# AIM OF THE EXERCISE
Copy all lines holding the word "меня" from the entries.

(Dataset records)
start

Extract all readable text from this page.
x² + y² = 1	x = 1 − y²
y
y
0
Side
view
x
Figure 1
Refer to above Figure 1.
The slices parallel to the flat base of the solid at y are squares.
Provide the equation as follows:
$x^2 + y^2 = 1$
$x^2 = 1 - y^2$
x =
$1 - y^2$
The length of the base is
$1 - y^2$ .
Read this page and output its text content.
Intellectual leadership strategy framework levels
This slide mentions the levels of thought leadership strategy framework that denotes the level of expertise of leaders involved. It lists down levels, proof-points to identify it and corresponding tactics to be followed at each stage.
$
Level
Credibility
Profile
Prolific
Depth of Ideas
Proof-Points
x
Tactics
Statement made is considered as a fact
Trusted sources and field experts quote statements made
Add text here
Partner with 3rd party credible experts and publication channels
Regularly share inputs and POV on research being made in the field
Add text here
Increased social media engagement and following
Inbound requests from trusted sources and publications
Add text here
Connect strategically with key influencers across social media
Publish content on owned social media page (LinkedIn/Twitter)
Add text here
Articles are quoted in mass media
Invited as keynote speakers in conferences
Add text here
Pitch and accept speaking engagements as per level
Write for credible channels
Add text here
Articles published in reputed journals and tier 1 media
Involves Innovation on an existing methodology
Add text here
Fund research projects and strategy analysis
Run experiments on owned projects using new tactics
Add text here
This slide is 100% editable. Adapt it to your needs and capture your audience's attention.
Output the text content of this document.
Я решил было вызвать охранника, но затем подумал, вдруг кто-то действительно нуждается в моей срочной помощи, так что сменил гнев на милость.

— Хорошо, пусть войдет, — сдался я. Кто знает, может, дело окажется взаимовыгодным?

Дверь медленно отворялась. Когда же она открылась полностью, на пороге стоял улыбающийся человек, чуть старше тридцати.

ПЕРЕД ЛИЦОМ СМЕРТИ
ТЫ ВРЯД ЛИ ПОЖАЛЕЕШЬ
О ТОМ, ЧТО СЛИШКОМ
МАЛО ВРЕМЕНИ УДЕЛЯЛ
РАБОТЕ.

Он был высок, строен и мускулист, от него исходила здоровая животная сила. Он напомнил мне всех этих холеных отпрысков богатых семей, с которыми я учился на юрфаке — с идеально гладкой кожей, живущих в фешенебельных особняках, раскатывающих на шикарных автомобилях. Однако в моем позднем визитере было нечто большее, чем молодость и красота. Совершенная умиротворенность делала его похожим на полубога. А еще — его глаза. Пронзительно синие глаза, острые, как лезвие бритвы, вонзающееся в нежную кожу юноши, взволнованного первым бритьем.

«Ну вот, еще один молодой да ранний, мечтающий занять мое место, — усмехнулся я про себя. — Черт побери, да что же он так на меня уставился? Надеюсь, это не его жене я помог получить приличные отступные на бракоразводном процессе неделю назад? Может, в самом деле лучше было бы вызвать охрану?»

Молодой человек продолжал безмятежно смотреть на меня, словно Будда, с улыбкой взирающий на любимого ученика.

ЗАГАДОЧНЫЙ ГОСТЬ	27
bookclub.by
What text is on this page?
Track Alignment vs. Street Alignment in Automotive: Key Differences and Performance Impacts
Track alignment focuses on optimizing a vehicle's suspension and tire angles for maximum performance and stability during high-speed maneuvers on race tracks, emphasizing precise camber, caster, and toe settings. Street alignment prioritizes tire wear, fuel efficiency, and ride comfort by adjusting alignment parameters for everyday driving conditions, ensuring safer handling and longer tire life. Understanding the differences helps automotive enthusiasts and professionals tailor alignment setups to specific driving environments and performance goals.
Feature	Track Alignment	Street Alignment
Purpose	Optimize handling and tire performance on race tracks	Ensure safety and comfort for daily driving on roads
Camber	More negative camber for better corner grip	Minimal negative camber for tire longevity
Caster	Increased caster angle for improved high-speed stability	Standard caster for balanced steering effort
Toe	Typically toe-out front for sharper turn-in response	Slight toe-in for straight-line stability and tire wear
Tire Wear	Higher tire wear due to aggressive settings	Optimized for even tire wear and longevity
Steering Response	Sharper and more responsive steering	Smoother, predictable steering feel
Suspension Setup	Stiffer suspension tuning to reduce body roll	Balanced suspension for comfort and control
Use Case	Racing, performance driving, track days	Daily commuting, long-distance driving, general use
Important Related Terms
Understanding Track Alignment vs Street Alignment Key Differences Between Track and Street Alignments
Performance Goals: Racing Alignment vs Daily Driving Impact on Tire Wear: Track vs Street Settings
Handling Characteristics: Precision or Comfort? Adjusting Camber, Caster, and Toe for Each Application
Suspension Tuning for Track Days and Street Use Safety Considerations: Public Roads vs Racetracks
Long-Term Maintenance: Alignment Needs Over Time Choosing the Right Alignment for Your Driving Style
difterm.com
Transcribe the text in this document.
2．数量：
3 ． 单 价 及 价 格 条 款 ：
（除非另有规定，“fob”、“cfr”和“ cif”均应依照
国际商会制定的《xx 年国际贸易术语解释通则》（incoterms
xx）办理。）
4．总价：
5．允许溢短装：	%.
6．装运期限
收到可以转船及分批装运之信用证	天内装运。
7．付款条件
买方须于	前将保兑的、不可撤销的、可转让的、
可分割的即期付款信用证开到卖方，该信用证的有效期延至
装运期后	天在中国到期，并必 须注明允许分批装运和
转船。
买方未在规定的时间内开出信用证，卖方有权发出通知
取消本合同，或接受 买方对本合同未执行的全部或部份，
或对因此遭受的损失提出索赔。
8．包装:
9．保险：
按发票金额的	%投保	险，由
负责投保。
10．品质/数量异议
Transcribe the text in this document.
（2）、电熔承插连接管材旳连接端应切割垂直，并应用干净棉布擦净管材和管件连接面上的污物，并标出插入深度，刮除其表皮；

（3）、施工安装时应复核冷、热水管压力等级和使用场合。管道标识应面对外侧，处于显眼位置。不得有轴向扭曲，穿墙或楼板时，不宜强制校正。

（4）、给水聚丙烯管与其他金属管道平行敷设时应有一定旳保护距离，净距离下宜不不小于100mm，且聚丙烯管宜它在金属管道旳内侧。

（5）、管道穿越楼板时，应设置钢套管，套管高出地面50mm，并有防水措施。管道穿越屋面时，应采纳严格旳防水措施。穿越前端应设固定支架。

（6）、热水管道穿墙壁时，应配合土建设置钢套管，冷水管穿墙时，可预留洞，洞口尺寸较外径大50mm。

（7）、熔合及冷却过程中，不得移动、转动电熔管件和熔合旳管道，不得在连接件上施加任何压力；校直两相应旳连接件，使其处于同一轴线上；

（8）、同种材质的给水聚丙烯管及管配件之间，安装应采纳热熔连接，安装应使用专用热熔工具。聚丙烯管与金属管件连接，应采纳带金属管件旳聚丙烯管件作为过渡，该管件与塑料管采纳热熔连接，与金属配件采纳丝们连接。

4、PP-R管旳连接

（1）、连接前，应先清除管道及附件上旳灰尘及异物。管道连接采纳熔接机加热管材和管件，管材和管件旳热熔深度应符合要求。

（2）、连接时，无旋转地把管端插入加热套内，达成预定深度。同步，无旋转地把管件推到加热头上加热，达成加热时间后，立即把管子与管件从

end

# THE COMPLETED TASK
«Ну вот, еще один молодой да ранний, мечтающий занять мое место, — усмехнулся я про себя. — Черт побери, да что же он так на меня уставился? Надеюсь, это не его жене я помог получить приличные отступные на бракоразводном процессе неделю назад? Может, в самом деле лучше было бы вызвать охрану?»
Молодой человек продолжал безмятежно смотреть на меня, словно Будда, с улыбкой взирающий на любимого ученика.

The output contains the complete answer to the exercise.